◆ Task brief
Copy out all the lines where "Przystań" shows up.
** Start of Raw data **
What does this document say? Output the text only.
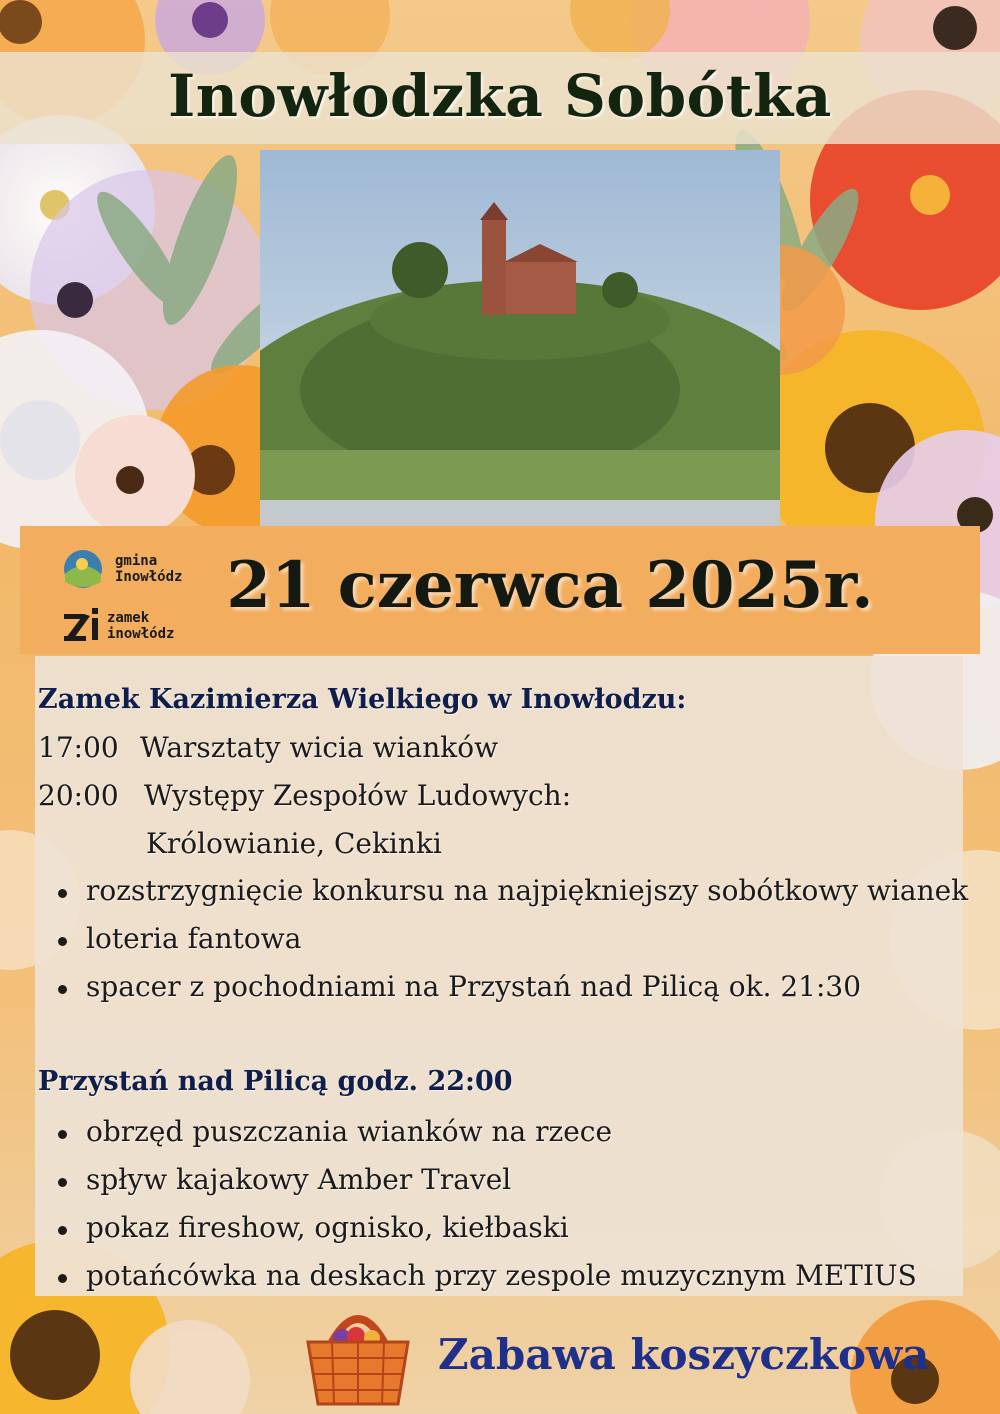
Inowłodzka Sobótka
gmina
Inowłódz
zamek
inowłódz
21 czerwca 2025r.
Zamek Kazimierza Wielkiego w Inowłodzu:
17:00 Warsztaty wicia wianków
20:00 Występy Zespołów Ludowych:
Królowianie, Cekinki
rozstrzygnięcie konkursu na najpiękniejszy sobótkowy wianek
loteria fantowa
spacer z pochodniami na Przystań nad Pilicą ok. 21:30
Przystań nad Pilicą godz. 22:00
obrzęd puszczania wianków na rzece
spływ kajakowy Amber Travel
pokaz fireshow, ognisko, kiełbaski
potańcówka na deskach przy zespole muzycznym METIUS
Zabawa koszyczkowa
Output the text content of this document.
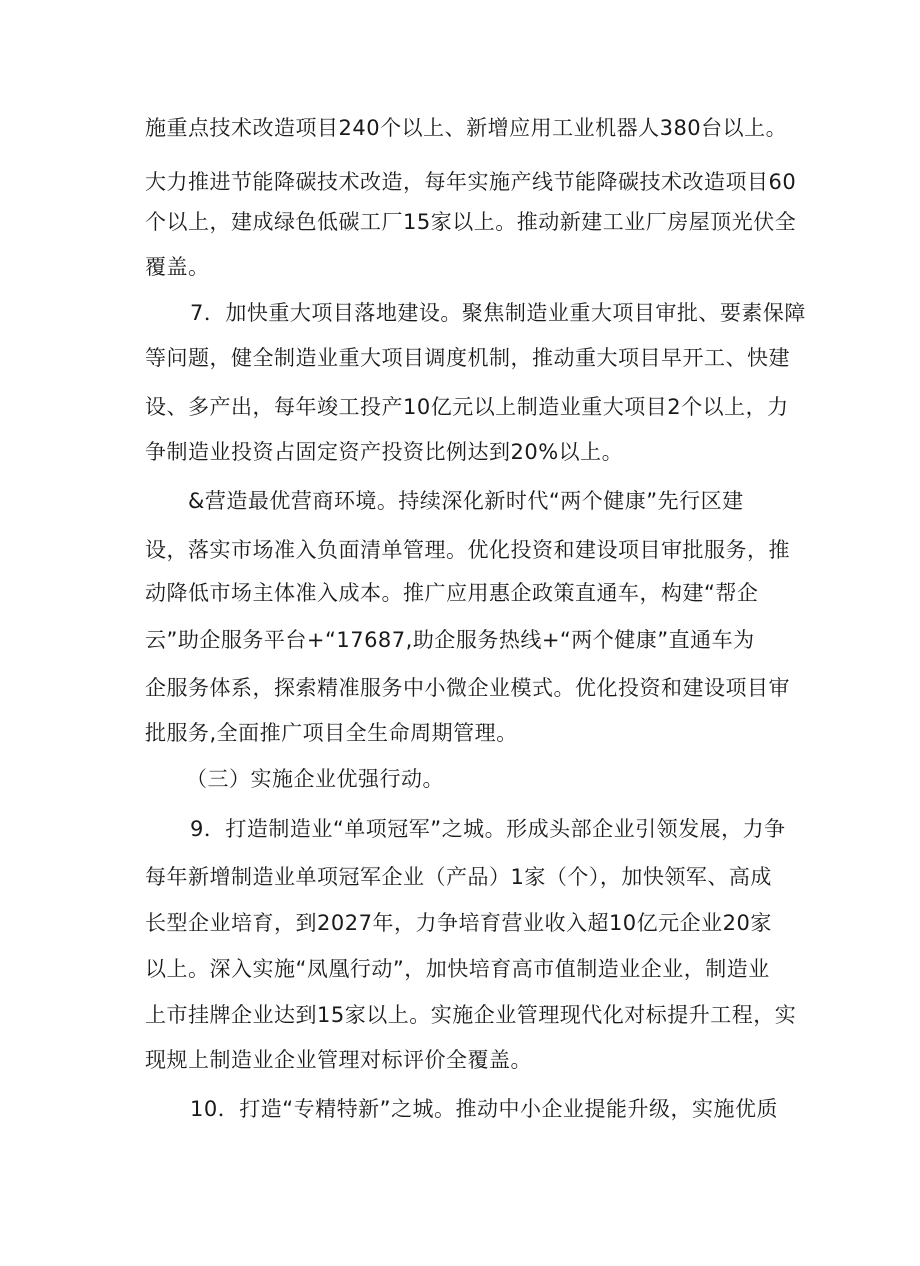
施重点技术改造项目240个以上、新增应用工业机器人380台以上。
大力推进节能降碳技术改造，每年实施产线节能降碳技术改造项目60
个以上，建成绿色低碳工厂15家以上。推动新建工业厂房屋顶光伏全
覆盖。
7．加快重大项目落地建设。聚焦制造业重大项目审批、要素保障
等问题，健全制造业重大项目调度机制，推动重大项目早开工、快建
设、多产出，每年竣工投产10亿元以上制造业重大项目2个以上，力
争制造业投资占固定资产投资比例达到20%以上。
&营造最优营商环境。持续深化新时代“两个健康”先行区建
设，落实市场准入负面清单管理。优化投资和建设项目审批服务，推
动降低市场主体准入成本。推广应用惠企政策直通车，构建“帮企
云”助企服务平台+“17687,助企服务热线+“两个健康”直通车为
企服务体系，探索精准服务中小微企业模式。优化投资和建设项目审
批服务,全面推广项目全生命周期管理。
（三）实施企业优强行动。
9．打造制造业“单项冠军”之城。形成头部企业引领发展，力争
每年新增制造业单项冠军企业（产品）1家（个），加快领军、高成
长型企业培育，到2027年，力争培育营业收入超10亿元企业20家
以上。深入实施“凤凰行动”，加快培育高市值制造业企业，制造业
上市挂牌企业达到15家以上。实施企业管理现代化对标提升工程，实
现规上制造业企业管理对标评价全覆盖。
10．打造“专精特新”之城。推动中小企业提能升级，实施优质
** End of Raw data **
◆ Exercise solution
spacer z pochodniami na Przystań nad Pilicą ok. 21:30
Przystań nad Pilicą godz. 22:00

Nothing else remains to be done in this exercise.